GIVEN RECORDS
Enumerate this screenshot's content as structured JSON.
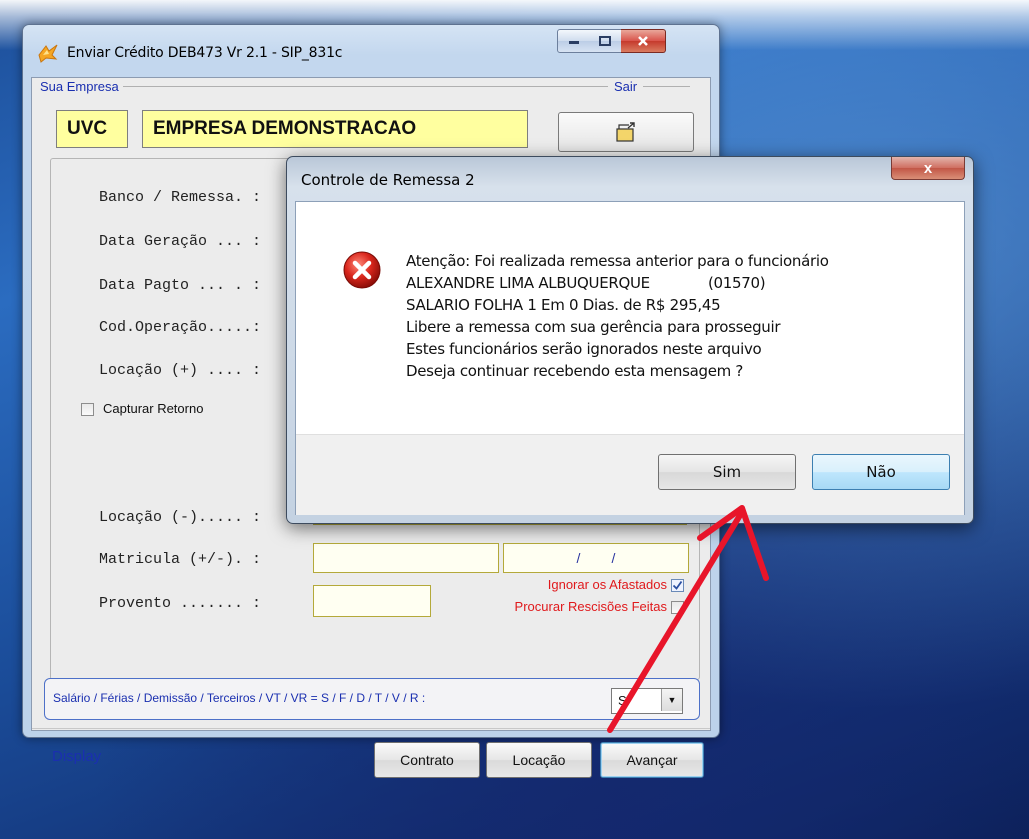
{
  "window": {
    "title": "Enviar Crédito DEB473 Vr 2.1 - SIP_831c",
    "company_group_label": "Sua Empresa",
    "exit_label": "Sair",
    "company_code": "UVC",
    "company_name": "EMPRESA DEMONSTRACAO"
  },
  "form": {
    "banco_label": "Banco / Remessa. :",
    "data_geracao_label": "Data Geração ... :",
    "data_pagto_label": "Data Pagto ... . :",
    "cod_operacao_label": "Cod.Operação.....:",
    "locacao_plus_label": "Locação (+) .... :",
    "capturar_retorno_label": "Capturar Retorno",
    "locacao_minus_label": "Locação (-)..... :",
    "matricula_label": "Matricula (+/-). :",
    "provento_label": "Provento ....... :",
    "date_placeholder": "/        /",
    "ignorar_afastados_label": "Ignorar os Afastados",
    "ignorar_afastados_checked": true,
    "procurar_rescisoes_label": "Procurar Rescisões Feitas",
    "procurar_rescisoes_checked": false,
    "tipo_label": "Salário / Férias / Demissão / Terceiros / VT / VR = S / F / D / T  / V / R  :",
    "tipo_value": "S"
  },
  "footer": {
    "display_label": "Display",
    "contrato_label": "Contrato",
    "locacao_label": "Locação",
    "avancar_label": "Avançar"
  },
  "dialog": {
    "title": "Controle de Remessa 2",
    "message_lines": [
      "Atenção: Foi realizada remessa anterior para o funcionário",
      "ALEXANDRE LIMA ALBUQUERQUE             (01570)",
      "SALARIO FOLHA 1 Em 0 Dias. de R$ 295,45",
      "Libere a remessa com sua gerência para prosseguir",
      "Estes funcionários serão ignorados neste arquivo",
      "Deseja continuar recebendo esta mensagem ?"
    ],
    "yes_label": "Sim",
    "no_label": "Não",
    "close_glyph": "x"
  },
  "colors": {
    "label_blue": "#1a2fb0",
    "warning_red": "#e0191c",
    "highlight_yellow": "#ffff9f",
    "annotation_arrow": "#e8152a"
  }
}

REQUIRED TASK
Copy out the lines in which the string "title" appears.

SOLUTION TO THIS EXERCISE
    "title": "Enviar Crédito DEB473 Vr 2.1 - SIP_831c",
    "title": "Controle de Remessa 2",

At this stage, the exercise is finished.